--- EXERCISE DETAILS ---
Look through the data below. Pick out the lines holding the string "this".
-.-.-
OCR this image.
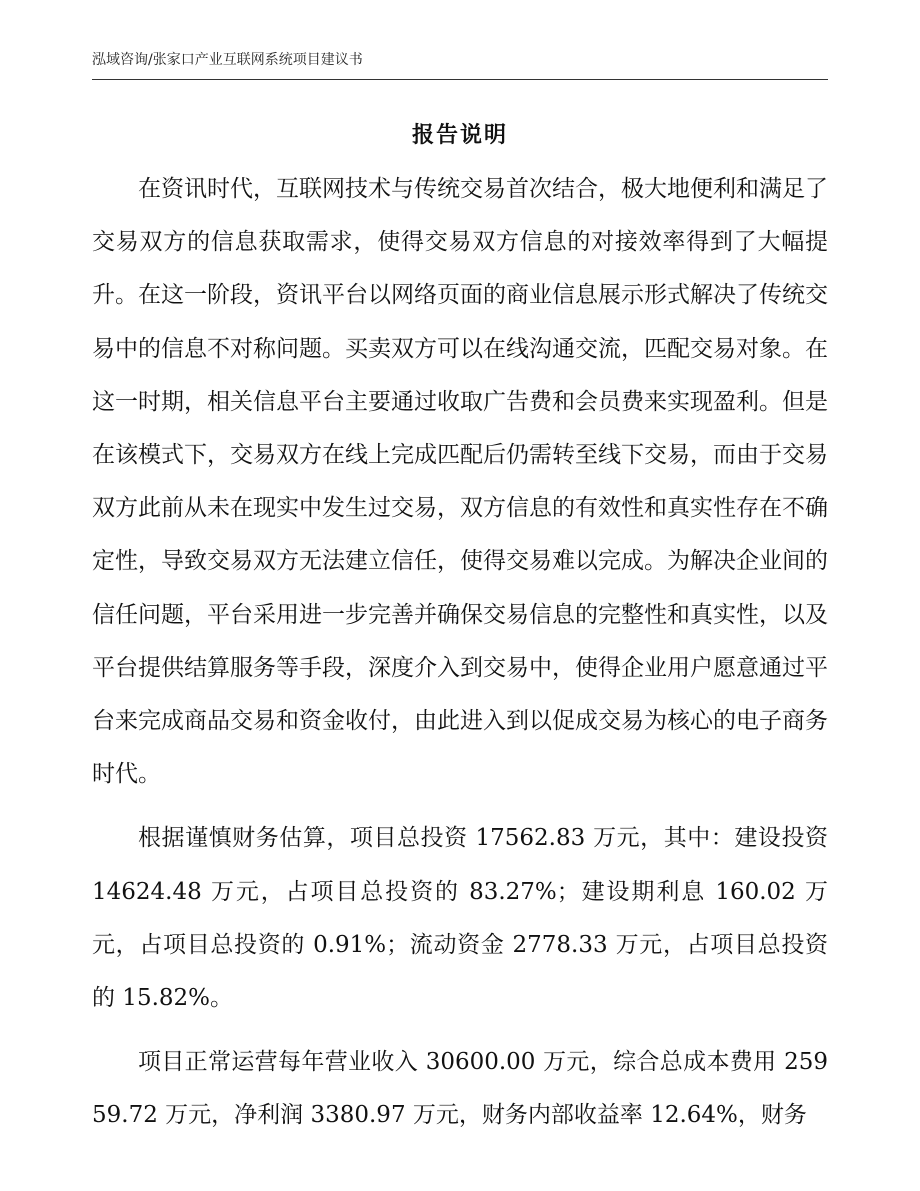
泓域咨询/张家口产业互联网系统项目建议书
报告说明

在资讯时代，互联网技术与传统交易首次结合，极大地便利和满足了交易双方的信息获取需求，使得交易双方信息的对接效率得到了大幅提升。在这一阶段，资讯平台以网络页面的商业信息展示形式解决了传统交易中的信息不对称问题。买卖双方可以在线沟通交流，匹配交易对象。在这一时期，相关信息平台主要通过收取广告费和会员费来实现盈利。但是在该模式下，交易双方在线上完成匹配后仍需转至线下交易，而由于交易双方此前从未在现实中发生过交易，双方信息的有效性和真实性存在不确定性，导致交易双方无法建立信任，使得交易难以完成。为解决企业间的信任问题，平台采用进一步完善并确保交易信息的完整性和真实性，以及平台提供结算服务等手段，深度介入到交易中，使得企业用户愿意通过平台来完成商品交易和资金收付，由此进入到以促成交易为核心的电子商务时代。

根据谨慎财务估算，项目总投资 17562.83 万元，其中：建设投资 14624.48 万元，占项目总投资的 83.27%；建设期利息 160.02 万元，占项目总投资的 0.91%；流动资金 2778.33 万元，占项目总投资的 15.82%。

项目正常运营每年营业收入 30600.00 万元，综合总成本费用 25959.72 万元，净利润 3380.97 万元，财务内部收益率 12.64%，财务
-.-.-
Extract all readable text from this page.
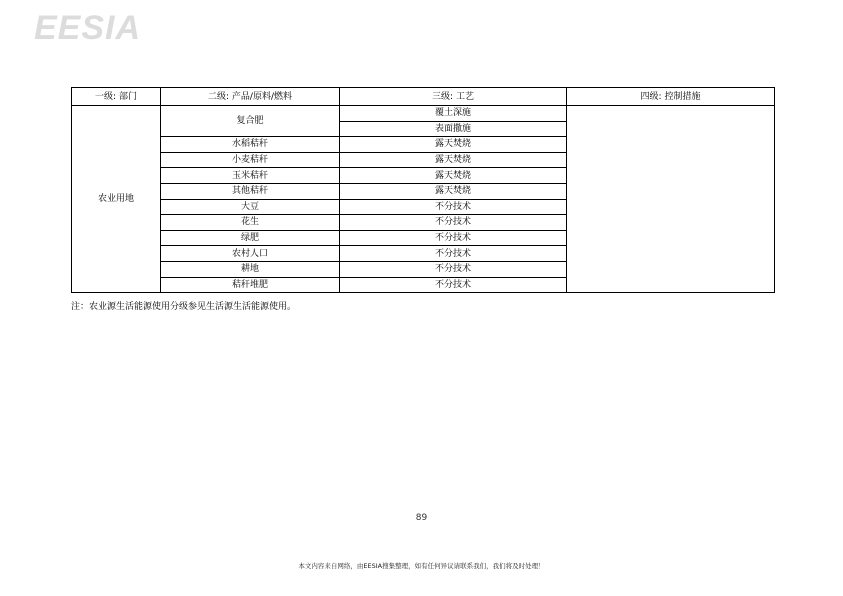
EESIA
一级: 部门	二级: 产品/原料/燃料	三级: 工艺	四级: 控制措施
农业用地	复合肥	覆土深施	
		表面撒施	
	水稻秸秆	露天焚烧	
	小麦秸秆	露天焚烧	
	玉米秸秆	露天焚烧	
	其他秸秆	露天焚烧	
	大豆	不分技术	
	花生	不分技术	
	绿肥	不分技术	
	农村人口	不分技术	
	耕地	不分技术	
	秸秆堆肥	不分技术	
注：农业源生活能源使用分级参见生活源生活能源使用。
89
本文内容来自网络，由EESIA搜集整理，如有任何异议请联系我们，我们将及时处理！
-.-.-
--- EXERCISE SOLUTION ---
OCR this image.
Extract all readable text from this page.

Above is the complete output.